- [Aim of the exercise]: Without the pictures, copy the entries below word for word.
[Start]
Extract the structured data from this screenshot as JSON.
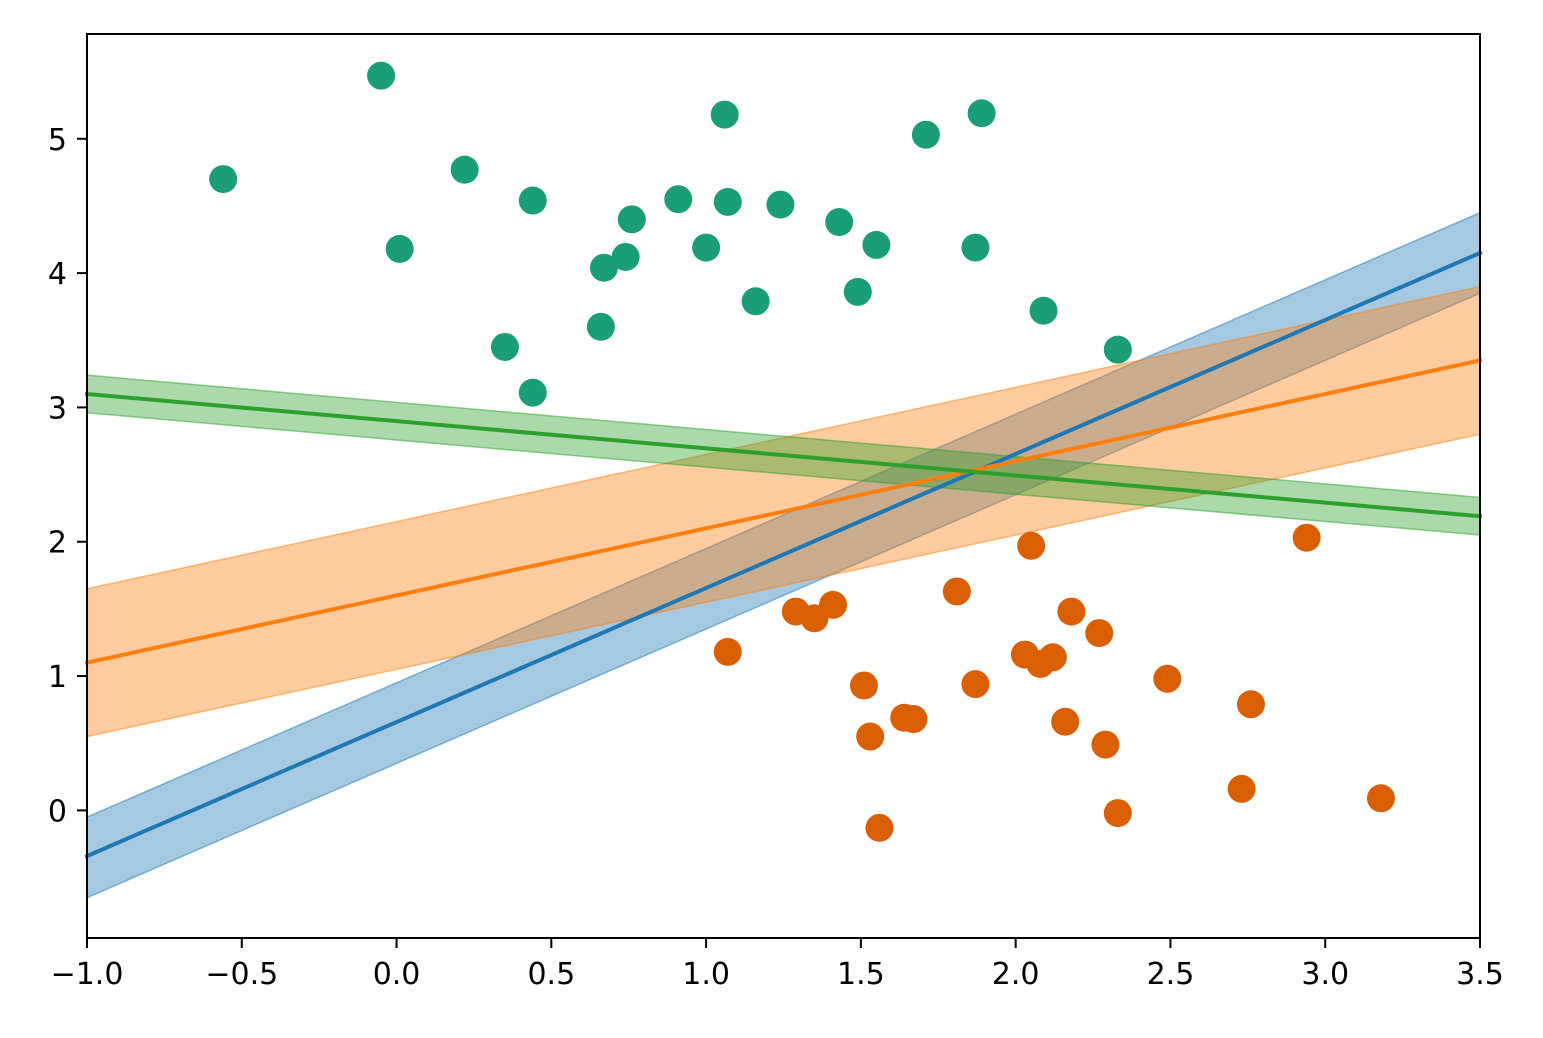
{
  "chart_data": {
    "type": "scatter",
    "title": "",
    "xlabel": "",
    "ylabel": "",
    "xlim": [
      -1.0,
      3.5
    ],
    "ylim": [
      -0.95,
      5.78
    ],
    "grid": false,
    "xticks": [
      {
        "value": -1.0,
        "label": "−1.0"
      },
      {
        "value": -0.5,
        "label": "−0.5"
      },
      {
        "value": 0.0,
        "label": "0.0"
      },
      {
        "value": 0.5,
        "label": "0.5"
      },
      {
        "value": 1.0,
        "label": "1.0"
      },
      {
        "value": 1.5,
        "label": "1.5"
      },
      {
        "value": 2.0,
        "label": "2.0"
      },
      {
        "value": 2.5,
        "label": "2.5"
      },
      {
        "value": 3.0,
        "label": "3.0"
      },
      {
        "value": 3.5,
        "label": "3.5"
      }
    ],
    "yticks": [
      {
        "value": 0,
        "label": "0"
      },
      {
        "value": 1,
        "label": "1"
      },
      {
        "value": 2,
        "label": "2"
      },
      {
        "value": 3,
        "label": "3"
      },
      {
        "value": 4,
        "label": "4"
      },
      {
        "value": 5,
        "label": "5"
      }
    ],
    "scatter_series": [
      {
        "name": "cluster-teal",
        "color": "#1b9e77",
        "points": [
          [
            -0.56,
            4.7
          ],
          [
            -0.05,
            5.47
          ],
          [
            0.01,
            4.18
          ],
          [
            0.22,
            4.77
          ],
          [
            0.35,
            3.45
          ],
          [
            0.44,
            4.54
          ],
          [
            0.44,
            3.11
          ],
          [
            0.66,
            3.6
          ],
          [
            0.67,
            4.04
          ],
          [
            0.74,
            4.12
          ],
          [
            0.76,
            4.4
          ],
          [
            0.91,
            4.55
          ],
          [
            1.0,
            4.19
          ],
          [
            1.06,
            5.18
          ],
          [
            1.07,
            4.53
          ],
          [
            1.16,
            3.79
          ],
          [
            1.24,
            4.51
          ],
          [
            1.43,
            4.38
          ],
          [
            1.49,
            3.86
          ],
          [
            1.55,
            4.21
          ],
          [
            1.71,
            5.03
          ],
          [
            1.87,
            4.19
          ],
          [
            1.89,
            5.19
          ],
          [
            2.09,
            3.72
          ],
          [
            2.33,
            3.43
          ]
        ]
      },
      {
        "name": "cluster-orange",
        "color": "#d95f02",
        "points": [
          [
            1.07,
            1.18
          ],
          [
            1.29,
            1.48
          ],
          [
            1.35,
            1.43
          ],
          [
            1.41,
            1.53
          ],
          [
            1.51,
            0.93
          ],
          [
            1.53,
            0.55
          ],
          [
            1.56,
            -0.13
          ],
          [
            1.64,
            0.69
          ],
          [
            1.67,
            0.68
          ],
          [
            1.81,
            1.63
          ],
          [
            1.87,
            0.94
          ],
          [
            2.03,
            1.16
          ],
          [
            2.05,
            1.97
          ],
          [
            2.08,
            1.09
          ],
          [
            2.12,
            1.14
          ],
          [
            2.16,
            0.66
          ],
          [
            2.18,
            1.48
          ],
          [
            2.27,
            1.32
          ],
          [
            2.29,
            0.49
          ],
          [
            2.33,
            -0.02
          ],
          [
            2.49,
            0.98
          ],
          [
            2.73,
            0.16
          ],
          [
            2.76,
            0.79
          ],
          [
            2.94,
            2.03
          ],
          [
            3.18,
            0.09
          ]
        ]
      }
    ],
    "fit_lines": [
      {
        "name": "blue-line",
        "color": "#1f77b4",
        "x": [
          -1.0,
          3.5
        ],
        "y": [
          -0.34,
          4.15
        ],
        "band_lower": [
          -0.65,
          3.85
        ],
        "band_upper": [
          -0.05,
          4.45
        ]
      },
      {
        "name": "orange-line",
        "color": "#ff7f0e",
        "x": [
          -1.0,
          3.5
        ],
        "y": [
          1.1,
          3.35
        ],
        "band_lower": [
          0.55,
          2.8
        ],
        "band_upper": [
          1.65,
          3.9
        ]
      },
      {
        "name": "green-line",
        "color": "#2ca02c",
        "x": [
          -1.0,
          3.5
        ],
        "y": [
          3.1,
          2.19
        ],
        "band_lower": [
          2.96,
          2.05
        ],
        "band_upper": [
          3.24,
          2.33
        ]
      }
    ]
  }
}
[End]
- [Result of the exercise]:
Extract the structured data from this screenshot as JSON.
{
  "chart_data": {
    "type": "scatter",
    "title": "",
    "xlabel": "",
    "ylabel": "",
    "xlim": [
      -1.0,
      3.5
    ],
    "ylim": [
      -0.95,
      5.78
    ],
    "grid": false,
    "xticks": [
      {
        "value": -1.0,
        "label": "−1.0"
      },
      {
        "value": -0.5,
        "label": "−0.5"
      },
      {
        "value": 0.0,
        "label": "0.0"
      },
      {
        "value": 0.5,
        "label": "0.5"
      },
      {
        "value": 1.0,
        "label": "1.0"
      },
      {
        "value": 1.5,
        "label": "1.5"
      },
      {
        "value": 2.0,
        "label": "2.0"
      },
      {
        "value": 2.5,
        "label": "2.5"
      },
      {
        "value": 3.0,
        "label": "3.0"
      },
      {
        "value": 3.5,
        "label": "3.5"
      }
    ],
    "yticks": [
      {
        "value": 0,
        "label": "0"
      },
      {
        "value": 1,
        "label": "1"
      },
      {
        "value": 2,
        "label": "2"
      },
      {
        "value": 3,
        "label": "3"
      },
      {
        "value": 4,
        "label": "4"
      },
      {
        "value": 5,
        "label": "5"
      }
    ],
    "scatter_series": [
      {
        "name": "cluster-teal",
        "color": "#1b9e77",
        "points": [
          [
            -0.56,
            4.7
          ],
          [
            -0.05,
            5.47
          ],
          [
            0.01,
            4.18
          ],
          [
            0.22,
            4.77
          ],
          [
            0.35,
            3.45
          ],
          [
            0.44,
            4.54
          ],
          [
            0.44,
            3.11
          ],
          [
            0.66,
            3.6
          ],
          [
            0.67,
            4.04
          ],
          [
            0.74,
            4.12
          ],
          [
            0.76,
            4.4
          ],
          [
            0.91,
            4.55
          ],
          [
            1.0,
            4.19
          ],
          [
            1.06,
            5.18
          ],
          [
            1.07,
            4.53
          ],
          [
            1.16,
            3.79
          ],
          [
            1.24,
            4.51
          ],
          [
            1.43,
            4.38
          ],
          [
            1.49,
            3.86
          ],
          [
            1.55,
            4.21
          ],
          [
            1.71,
            5.03
          ],
          [
            1.87,
            4.19
          ],
          [
            1.89,
            5.19
          ],
          [
            2.09,
            3.72
          ],
          [
            2.33,
            3.43
          ]
        ]
      },
      {
        "name": "cluster-orange",
        "color": "#d95f02",
        "points": [
          [
            1.07,
            1.18
          ],
          [
            1.29,
            1.48
          ],
          [
            1.35,
            1.43
          ],
          [
            1.41,
            1.53
          ],
          [
            1.51,
            0.93
          ],
          [
            1.53,
            0.55
          ],
          [
            1.56,
            -0.13
          ],
          [
            1.64,
            0.69
          ],
          [
            1.67,
            0.68
          ],
          [
            1.81,
            1.63
          ],
          [
            1.87,
            0.94
          ],
          [
            2.03,
            1.16
          ],
          [
            2.05,
            1.97
          ],
          [
            2.08,
            1.09
          ],
          [
            2.12,
            1.14
          ],
          [
            2.16,
            0.66
          ],
          [
            2.18,
            1.48
          ],
          [
            2.27,
            1.32
          ],
          [
            2.29,
            0.49
          ],
          [
            2.33,
            -0.02
          ],
          [
            2.49,
            0.98
          ],
          [
            2.73,
            0.16
          ],
          [
            2.76,
            0.79
          ],
          [
            2.94,
            2.03
          ],
          [
            3.18,
            0.09
          ]
        ]
      }
    ],
    "fit_lines": [
      {
        "name": "blue-line",
        "color": "#1f77b4",
        "x": [
          -1.0,
          3.5
        ],
        "y": [
          -0.34,
          4.15
        ],
        "band_lower": [
          -0.65,
          3.85
        ],
        "band_upper": [
          -0.05,
          4.45
        ]
      },
      {
        "name": "orange-line",
        "color": "#ff7f0e",
        "x": [
          -1.0,
          3.5
        ],
        "y": [
          1.1,
          3.35
        ],
        "band_lower": [
          0.55,
          2.8
        ],
        "band_upper": [
          1.65,
          3.9
        ]
      },
      {
        "name": "green-line",
        "color": "#2ca02c",
        "x": [
          -1.0,
          3.5
        ],
        "y": [
          3.1,
          2.19
        ],
        "band_lower": [
          2.96,
          2.05
        ],
        "band_upper": [
          3.24,
          2.33
        ]
      }
    ]
  }
}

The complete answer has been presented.